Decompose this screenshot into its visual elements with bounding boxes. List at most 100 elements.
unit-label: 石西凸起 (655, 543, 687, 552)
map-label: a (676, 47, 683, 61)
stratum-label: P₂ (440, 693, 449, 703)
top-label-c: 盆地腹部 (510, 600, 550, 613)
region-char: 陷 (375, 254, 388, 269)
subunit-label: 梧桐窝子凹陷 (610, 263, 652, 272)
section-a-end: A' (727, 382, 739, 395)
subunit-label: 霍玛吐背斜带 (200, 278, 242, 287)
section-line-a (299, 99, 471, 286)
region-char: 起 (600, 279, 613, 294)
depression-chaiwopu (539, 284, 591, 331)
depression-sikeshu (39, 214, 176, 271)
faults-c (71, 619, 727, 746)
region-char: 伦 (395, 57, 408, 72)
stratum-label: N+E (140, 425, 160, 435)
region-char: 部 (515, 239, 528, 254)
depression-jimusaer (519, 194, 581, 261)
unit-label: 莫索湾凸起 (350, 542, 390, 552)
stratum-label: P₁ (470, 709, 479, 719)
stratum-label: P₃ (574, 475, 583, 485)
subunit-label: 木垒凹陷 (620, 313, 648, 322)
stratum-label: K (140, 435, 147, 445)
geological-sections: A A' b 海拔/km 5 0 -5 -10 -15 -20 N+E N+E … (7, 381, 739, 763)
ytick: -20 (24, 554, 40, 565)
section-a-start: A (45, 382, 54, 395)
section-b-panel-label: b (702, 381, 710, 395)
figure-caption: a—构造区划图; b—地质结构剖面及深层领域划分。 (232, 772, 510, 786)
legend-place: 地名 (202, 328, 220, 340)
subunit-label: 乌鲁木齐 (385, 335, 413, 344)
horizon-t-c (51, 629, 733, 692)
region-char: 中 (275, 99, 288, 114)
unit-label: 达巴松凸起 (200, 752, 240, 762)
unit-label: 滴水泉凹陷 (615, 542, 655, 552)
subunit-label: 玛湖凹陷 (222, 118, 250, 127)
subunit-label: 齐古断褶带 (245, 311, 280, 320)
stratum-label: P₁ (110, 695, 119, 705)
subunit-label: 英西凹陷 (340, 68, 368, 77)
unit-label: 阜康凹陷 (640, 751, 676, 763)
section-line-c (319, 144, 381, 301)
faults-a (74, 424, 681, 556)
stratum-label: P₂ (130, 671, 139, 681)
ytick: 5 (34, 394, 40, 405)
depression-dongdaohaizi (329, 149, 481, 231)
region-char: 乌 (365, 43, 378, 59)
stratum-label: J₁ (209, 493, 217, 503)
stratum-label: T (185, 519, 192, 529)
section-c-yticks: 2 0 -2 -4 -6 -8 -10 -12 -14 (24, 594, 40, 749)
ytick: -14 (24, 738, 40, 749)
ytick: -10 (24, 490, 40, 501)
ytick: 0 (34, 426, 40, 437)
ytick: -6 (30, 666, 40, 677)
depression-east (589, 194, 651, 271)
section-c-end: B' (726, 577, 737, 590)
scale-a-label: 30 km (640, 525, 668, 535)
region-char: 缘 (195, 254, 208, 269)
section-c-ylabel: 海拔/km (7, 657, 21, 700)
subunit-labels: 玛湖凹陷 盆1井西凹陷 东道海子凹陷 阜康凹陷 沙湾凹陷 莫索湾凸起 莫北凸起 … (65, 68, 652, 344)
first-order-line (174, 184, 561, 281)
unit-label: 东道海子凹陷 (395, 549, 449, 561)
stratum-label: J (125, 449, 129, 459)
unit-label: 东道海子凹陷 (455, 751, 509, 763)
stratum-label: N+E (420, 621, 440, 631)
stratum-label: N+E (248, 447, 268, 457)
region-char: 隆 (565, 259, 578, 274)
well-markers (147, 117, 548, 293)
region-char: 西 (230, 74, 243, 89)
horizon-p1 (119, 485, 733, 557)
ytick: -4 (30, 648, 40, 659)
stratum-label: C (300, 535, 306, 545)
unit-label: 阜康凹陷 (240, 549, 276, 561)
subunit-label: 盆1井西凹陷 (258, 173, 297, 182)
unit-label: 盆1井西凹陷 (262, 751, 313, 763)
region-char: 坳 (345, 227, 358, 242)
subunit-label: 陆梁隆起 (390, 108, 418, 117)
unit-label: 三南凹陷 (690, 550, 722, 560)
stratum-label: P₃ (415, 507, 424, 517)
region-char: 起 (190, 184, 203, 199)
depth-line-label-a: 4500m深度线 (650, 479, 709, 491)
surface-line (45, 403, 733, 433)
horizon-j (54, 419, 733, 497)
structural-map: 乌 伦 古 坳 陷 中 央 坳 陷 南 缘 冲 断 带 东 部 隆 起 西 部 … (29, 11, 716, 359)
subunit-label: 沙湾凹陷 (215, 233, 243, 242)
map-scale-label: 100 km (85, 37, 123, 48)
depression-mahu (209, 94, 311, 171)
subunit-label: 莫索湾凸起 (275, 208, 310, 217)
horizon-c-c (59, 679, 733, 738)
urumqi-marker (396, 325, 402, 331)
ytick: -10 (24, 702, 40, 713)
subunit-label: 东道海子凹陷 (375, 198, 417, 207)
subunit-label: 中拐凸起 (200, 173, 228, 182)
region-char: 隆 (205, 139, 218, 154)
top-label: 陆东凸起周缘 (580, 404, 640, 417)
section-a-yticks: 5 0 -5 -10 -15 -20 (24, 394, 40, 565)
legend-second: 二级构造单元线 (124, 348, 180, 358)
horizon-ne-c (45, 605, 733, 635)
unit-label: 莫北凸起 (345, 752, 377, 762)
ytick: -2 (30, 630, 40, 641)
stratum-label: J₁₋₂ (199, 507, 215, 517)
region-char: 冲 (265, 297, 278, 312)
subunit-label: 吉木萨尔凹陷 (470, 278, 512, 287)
+++
▶ _Problem requirements_
Reproduce every entry above verbatim, line by line.

▶ _Completed exercise_
Decompose this screenshot into its visual elements with bounding boxes. List at most 100 elements.
unit-label: 石西凸起 (655, 543, 687, 552)
map-label: a (676, 47, 683, 61)
stratum-label: P₂ (440, 693, 449, 703)
top-label-c: 盆地腹部 (510, 600, 550, 613)
region-char: 陷 (375, 254, 388, 269)
subunit-label: 梧桐窝子凹陷 (610, 263, 652, 272)
section-a-end: A' (727, 382, 739, 395)
subunit-label: 霍玛吐背斜带 (200, 278, 242, 287)
section-line-a (299, 99, 471, 286)
region-char: 起 (600, 279, 613, 294)
depression-chaiwopu (539, 284, 591, 331)
depression-sikeshu (39, 214, 176, 271)
faults-c (71, 619, 727, 746)
region-char: 伦 (395, 57, 408, 72)
stratum-label: N+E (140, 425, 160, 435)
region-char: 部 (515, 239, 528, 254)
depression-jimusaer (519, 194, 581, 261)
unit-label: 莫索湾凸起 (350, 542, 390, 552)
stratum-label: P₁ (470, 709, 479, 719)
stratum-label: P₃ (574, 475, 583, 485)
subunit-label: 木垒凹陷 (620, 313, 648, 322)
stratum-label: K (140, 435, 147, 445)
geological-sections: A A' b 海拔/km 5 0 -5 -10 -15 -20 N+E N+E … (7, 381, 739, 763)
ytick: -20 (24, 554, 40, 565)
section-a-start: A (45, 382, 54, 395)
section-b-panel-label: b (702, 381, 710, 395)
figure-caption: a—构造区划图; b—地质结构剖面及深层领域划分。 (232, 772, 510, 786)
legend-place: 地名 (202, 328, 220, 340)
subunit-label: 乌鲁木齐 (385, 335, 413, 344)
horizon-t-c (51, 629, 733, 692)
region-char: 中 (275, 99, 288, 114)
unit-label: 达巴松凸起 (200, 752, 240, 762)
unit-label: 滴水泉凹陷 (615, 542, 655, 552)
subunit-label: 玛湖凹陷 (222, 118, 250, 127)
subunit-label: 齐古断褶带 (245, 311, 280, 320)
stratum-label: P₁ (110, 695, 119, 705)
subunit-label: 英西凹陷 (340, 68, 368, 77)
unit-label: 阜康凹陷 (640, 751, 676, 763)
section-line-c (319, 144, 381, 301)
faults-a (74, 424, 681, 556)
stratum-label: P₂ (130, 671, 139, 681)
ytick: 5 (34, 394, 40, 405)
depression-dongdaohaizi (329, 149, 481, 231)
region-char: 乌 (365, 43, 378, 59)
stratum-label: J₁ (209, 493, 217, 503)
stratum-label: T (185, 519, 192, 529)
section-c-yticks: 2 0 -2 -4 -6 -8 -10 -12 -14 (24, 594, 40, 749)
ytick: -14 (24, 738, 40, 749)
ytick: -10 (24, 490, 40, 501)
ytick: 0 (34, 426, 40, 437)
ytick: -6 (30, 666, 40, 677)
depression-east (589, 194, 651, 271)
section-c-end: B' (726, 577, 737, 590)
scale-a-label: 30 km (640, 525, 668, 535)
region-char: 缘 (195, 254, 208, 269)
section-c-ylabel: 海拔/km (7, 657, 21, 700)
subunit-labels: 玛湖凹陷 盆1井西凹陷 东道海子凹陷 阜康凹陷 沙湾凹陷 莫索湾凸起 莫北凸起 … (65, 68, 652, 344)
first-order-line (174, 184, 561, 281)
unit-label: 东道海子凹陷 (395, 549, 449, 561)
stratum-label: J (125, 449, 129, 459)
unit-label: 东道海子凹陷 (455, 751, 509, 763)
stratum-label: N+E (420, 621, 440, 631)
stratum-label: N+E (248, 447, 268, 457)
region-char: 隆 (565, 259, 578, 274)
well-markers (147, 117, 548, 293)
region-char: 西 (230, 74, 243, 89)
horizon-p1 (119, 485, 733, 557)
ytick: -4 (30, 648, 40, 659)
stratum-label: C (300, 535, 306, 545)
unit-label: 阜康凹陷 (240, 549, 276, 561)
subunit-label: 盆1井西凹陷 (258, 173, 297, 182)
unit-label: 盆1井西凹陷 (262, 751, 313, 763)
region-char: 坳 (345, 227, 358, 242)
subunit-label: 陆梁隆起 (390, 108, 418, 117)
unit-label: 三南凹陷 (690, 550, 722, 560)
stratum-label: P₃ (415, 507, 424, 517)
region-char: 起 (190, 184, 203, 199)
depth-line-label-a: 4500m深度线 (650, 479, 709, 491)
surface-line (45, 403, 733, 433)
horizon-j (54, 419, 733, 497)
structural-map: 乌 伦 古 坳 陷 中 央 坳 陷 南 缘 冲 断 带 东 部 隆 起 西 部 … (29, 11, 716, 359)
subunit-label: 沙湾凹陷 (215, 233, 243, 242)
map-scale-label: 100 km (85, 37, 123, 48)
depression-mahu (209, 94, 311, 171)
subunit-label: 莫索湾凸起 (275, 208, 310, 217)
horizon-c-c (59, 679, 733, 738)
urumqi-marker (396, 325, 402, 331)
ytick: -10 (24, 702, 40, 713)
subunit-label: 东道海子凹陷 (375, 198, 417, 207)
subunit-label: 中拐凸起 (200, 173, 228, 182)
region-char: 隆 (205, 139, 218, 154)
top-label: 陆东凸起周缘 (580, 404, 640, 417)
section-a-yticks: 5 0 -5 -10 -15 -20 (24, 394, 40, 565)
legend-second: 二级构造单元线 (124, 348, 180, 358)
horizon-ne-c (45, 605, 733, 635)
unit-label: 莫北凸起 (345, 752, 377, 762)
ytick: -2 (30, 630, 40, 641)
stratum-label: J₁₋₂ (199, 507, 215, 517)
region-char: 冲 (265, 297, 278, 312)
subunit-label: 吉木萨尔凹陷 (470, 278, 512, 287)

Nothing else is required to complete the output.